● Your objective:
Note each line that includes the word "post". Copy those lines.

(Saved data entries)
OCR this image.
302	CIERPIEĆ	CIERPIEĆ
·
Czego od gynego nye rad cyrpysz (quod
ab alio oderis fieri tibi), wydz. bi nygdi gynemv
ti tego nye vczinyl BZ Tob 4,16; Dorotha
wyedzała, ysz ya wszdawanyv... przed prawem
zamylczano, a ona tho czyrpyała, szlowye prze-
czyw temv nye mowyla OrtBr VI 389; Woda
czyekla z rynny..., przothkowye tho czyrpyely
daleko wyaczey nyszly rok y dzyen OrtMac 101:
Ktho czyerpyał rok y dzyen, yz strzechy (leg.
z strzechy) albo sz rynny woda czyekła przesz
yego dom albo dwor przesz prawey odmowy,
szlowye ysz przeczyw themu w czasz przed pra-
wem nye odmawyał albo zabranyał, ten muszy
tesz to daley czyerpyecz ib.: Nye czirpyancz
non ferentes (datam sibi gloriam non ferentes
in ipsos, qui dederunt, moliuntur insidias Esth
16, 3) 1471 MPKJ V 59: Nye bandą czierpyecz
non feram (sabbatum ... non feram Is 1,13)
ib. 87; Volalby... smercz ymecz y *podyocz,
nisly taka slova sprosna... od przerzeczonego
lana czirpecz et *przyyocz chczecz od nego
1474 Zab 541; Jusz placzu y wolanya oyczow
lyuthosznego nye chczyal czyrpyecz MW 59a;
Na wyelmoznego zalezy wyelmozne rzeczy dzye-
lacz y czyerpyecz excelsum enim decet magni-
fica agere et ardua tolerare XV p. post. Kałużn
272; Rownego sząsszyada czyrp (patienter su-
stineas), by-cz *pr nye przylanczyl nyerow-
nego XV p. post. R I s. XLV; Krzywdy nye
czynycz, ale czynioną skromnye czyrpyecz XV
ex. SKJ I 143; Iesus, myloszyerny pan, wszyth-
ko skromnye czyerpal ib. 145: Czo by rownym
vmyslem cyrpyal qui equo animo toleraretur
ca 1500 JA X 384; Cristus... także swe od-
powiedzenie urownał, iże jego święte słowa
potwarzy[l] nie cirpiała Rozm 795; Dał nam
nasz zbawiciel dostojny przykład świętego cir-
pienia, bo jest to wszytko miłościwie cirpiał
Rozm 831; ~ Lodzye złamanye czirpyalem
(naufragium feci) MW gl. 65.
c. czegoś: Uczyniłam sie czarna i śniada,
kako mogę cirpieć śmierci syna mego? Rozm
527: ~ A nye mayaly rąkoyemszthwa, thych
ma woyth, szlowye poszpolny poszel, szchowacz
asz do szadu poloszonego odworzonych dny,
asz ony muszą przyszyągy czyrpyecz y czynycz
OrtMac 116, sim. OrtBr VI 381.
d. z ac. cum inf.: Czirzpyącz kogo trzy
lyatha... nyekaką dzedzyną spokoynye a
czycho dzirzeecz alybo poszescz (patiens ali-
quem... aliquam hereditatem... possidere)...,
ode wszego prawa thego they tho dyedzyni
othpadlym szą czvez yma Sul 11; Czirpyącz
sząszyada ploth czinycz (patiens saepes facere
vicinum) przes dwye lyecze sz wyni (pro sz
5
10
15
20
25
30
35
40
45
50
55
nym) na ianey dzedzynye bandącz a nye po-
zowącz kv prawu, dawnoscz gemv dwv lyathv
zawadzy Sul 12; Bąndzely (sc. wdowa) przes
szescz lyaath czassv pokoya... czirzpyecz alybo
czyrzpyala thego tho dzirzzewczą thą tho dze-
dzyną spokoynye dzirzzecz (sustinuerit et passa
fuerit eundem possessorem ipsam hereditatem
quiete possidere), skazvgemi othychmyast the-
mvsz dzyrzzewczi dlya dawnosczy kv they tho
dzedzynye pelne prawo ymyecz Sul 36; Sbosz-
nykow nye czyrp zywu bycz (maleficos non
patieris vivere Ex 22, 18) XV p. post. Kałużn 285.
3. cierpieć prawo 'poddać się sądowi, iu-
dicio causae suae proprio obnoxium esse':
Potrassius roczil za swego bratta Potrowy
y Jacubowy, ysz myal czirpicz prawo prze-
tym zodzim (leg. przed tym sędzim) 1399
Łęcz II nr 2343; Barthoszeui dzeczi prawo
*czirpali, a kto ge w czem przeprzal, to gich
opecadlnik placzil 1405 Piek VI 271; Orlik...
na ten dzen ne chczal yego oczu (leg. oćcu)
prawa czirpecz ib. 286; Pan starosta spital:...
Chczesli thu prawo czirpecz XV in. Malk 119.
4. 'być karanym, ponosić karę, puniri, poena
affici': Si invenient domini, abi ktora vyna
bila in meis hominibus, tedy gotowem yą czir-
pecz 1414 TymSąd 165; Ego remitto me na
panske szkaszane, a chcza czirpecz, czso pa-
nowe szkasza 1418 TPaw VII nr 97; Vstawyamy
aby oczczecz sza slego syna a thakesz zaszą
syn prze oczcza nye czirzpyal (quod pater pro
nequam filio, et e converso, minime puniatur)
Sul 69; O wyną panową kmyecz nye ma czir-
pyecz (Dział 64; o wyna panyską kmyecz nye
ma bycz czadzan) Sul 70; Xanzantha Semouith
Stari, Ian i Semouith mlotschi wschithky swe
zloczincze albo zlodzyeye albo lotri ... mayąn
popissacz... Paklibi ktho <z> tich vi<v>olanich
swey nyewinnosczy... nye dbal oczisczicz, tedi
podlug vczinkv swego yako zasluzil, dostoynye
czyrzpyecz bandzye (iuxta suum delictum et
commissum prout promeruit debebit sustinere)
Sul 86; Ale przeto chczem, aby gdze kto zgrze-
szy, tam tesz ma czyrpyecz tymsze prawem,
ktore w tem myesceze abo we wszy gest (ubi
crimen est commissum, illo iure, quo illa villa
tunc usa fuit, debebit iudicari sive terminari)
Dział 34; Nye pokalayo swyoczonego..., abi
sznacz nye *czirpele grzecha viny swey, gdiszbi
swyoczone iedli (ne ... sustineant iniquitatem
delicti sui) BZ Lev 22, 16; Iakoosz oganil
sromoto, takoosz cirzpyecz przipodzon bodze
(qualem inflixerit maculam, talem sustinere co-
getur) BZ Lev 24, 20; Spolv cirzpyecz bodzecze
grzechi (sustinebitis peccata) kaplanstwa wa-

● Answer for this exercise:
fica agere et ardua tolerare XV p. post. Kałużn
nego XV p. post. R I s. XLV; Krzywdy nye
patieris vivere Ex 22, 18) XV p. post. Kałużn 285.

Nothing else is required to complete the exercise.